>> BEGIN

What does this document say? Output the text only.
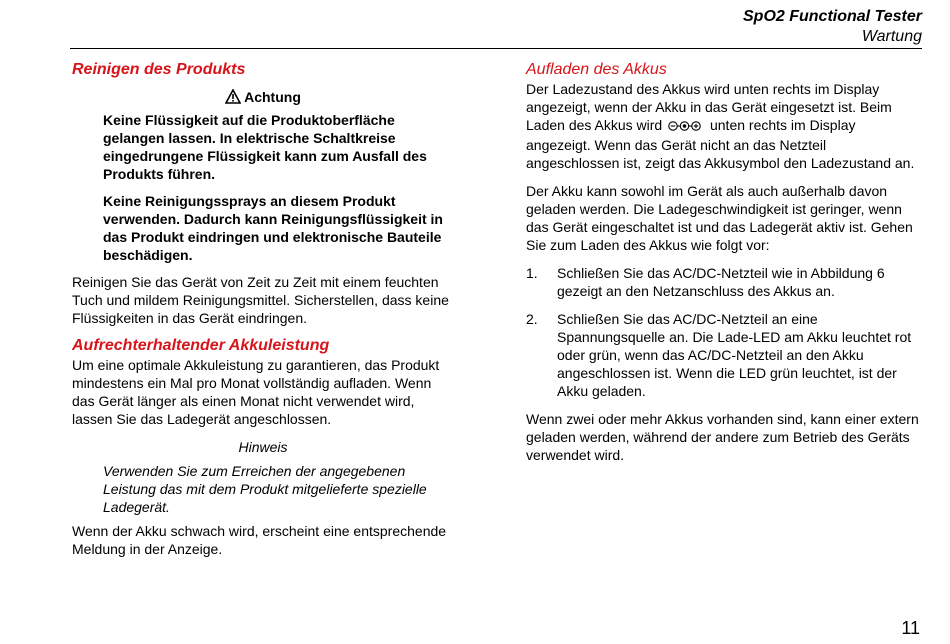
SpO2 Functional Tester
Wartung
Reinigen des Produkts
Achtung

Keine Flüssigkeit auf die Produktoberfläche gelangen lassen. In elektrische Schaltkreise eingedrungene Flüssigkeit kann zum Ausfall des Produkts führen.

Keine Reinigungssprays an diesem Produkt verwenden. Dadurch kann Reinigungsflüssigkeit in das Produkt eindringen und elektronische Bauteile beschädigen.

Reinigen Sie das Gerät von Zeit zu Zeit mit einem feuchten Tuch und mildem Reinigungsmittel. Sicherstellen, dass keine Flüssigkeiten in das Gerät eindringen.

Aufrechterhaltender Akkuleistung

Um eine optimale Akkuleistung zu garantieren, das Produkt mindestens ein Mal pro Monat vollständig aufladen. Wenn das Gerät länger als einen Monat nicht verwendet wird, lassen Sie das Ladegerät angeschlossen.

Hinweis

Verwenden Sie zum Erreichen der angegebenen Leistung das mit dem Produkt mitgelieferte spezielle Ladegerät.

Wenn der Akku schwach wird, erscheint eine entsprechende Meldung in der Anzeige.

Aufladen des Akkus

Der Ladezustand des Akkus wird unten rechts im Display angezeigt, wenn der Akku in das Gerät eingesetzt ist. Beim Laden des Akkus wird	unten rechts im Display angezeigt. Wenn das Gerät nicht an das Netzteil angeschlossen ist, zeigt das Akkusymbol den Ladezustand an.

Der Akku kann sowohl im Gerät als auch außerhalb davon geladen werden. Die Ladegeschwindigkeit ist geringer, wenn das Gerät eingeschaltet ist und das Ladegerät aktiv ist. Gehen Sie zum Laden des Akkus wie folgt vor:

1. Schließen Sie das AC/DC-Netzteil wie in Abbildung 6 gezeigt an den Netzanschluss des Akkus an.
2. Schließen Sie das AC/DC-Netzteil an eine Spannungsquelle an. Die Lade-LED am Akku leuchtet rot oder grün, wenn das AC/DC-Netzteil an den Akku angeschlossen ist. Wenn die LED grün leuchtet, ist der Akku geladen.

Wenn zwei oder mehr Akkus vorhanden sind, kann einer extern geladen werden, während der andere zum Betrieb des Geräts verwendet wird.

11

>> END

Quote every line of the records above exactly; no picture is to be copied.

What does this document say? Output the text only.
SpO2 Functional Tester
Wartung
Reinigen des Produkts
Achtung

Keine Flüssigkeit auf die Produktoberfläche gelangen lassen. In elektrische Schaltkreise eingedrungene Flüssigkeit kann zum Ausfall des Produkts führen.

Keine Reinigungssprays an diesem Produkt verwenden. Dadurch kann Reinigungsflüssigkeit in das Produkt eindringen und elektronische Bauteile beschädigen.

Reinigen Sie das Gerät von Zeit zu Zeit mit einem feuchten Tuch und mildem Reinigungsmittel. Sicherstellen, dass keine Flüssigkeiten in das Gerät eindringen.

Aufrechterhaltender Akkuleistung

Um eine optimale Akkuleistung zu garantieren, das Produkt mindestens ein Mal pro Monat vollständig aufladen. Wenn das Gerät länger als einen Monat nicht verwendet wird, lassen Sie das Ladegerät angeschlossen.

Hinweis

Verwenden Sie zum Erreichen der angegebenen Leistung das mit dem Produkt mitgelieferte spezielle Ladegerät.

Wenn der Akku schwach wird, erscheint eine entsprechende Meldung in der Anzeige.

Aufladen des Akkus

Der Ladezustand des Akkus wird unten rechts im Display angezeigt, wenn der Akku in das Gerät eingesetzt ist. Beim Laden des Akkus wird	unten rechts im Display angezeigt. Wenn das Gerät nicht an das Netzteil angeschlossen ist, zeigt das Akkusymbol den Ladezustand an.

Der Akku kann sowohl im Gerät als auch außerhalb davon geladen werden. Die Ladegeschwindigkeit ist geringer, wenn das Gerät eingeschaltet ist und das Ladegerät aktiv ist. Gehen Sie zum Laden des Akkus wie folgt vor:

1. Schließen Sie das AC/DC-Netzteil wie in Abbildung 6 gezeigt an den Netzanschluss des Akkus an.
2. Schließen Sie das AC/DC-Netzteil an eine Spannungsquelle an. Die Lade-LED am Akku leuchtet rot oder grün, wenn das AC/DC-Netzteil an den Akku angeschlossen ist. Wenn die LED grün leuchtet, ist der Akku geladen.

Wenn zwei oder mehr Akkus vorhanden sind, kann einer extern geladen werden, während der andere zum Betrieb des Geräts verwendet wird.

11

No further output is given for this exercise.